* TASK BRIEF: Find how many lines in the material contain "color"; your answer should be that number alone.

* EXTRACTED INFORMATION:

□ □ □ □

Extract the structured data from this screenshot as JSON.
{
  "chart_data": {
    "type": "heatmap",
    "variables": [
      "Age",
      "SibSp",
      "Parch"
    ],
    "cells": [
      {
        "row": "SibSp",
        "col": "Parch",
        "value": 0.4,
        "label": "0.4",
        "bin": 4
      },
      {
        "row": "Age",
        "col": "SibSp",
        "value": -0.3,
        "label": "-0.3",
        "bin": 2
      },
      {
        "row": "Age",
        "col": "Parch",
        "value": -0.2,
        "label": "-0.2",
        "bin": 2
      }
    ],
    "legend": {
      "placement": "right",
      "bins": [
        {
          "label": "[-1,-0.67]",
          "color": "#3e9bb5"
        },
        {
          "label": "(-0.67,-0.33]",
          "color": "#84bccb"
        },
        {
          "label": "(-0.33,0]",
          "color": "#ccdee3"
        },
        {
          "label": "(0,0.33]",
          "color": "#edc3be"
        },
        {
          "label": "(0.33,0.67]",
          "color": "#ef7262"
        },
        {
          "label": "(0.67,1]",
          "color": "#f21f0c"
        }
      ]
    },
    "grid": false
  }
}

□ □ □ □

* SOLUTION FOR THIS PROBLEM: 6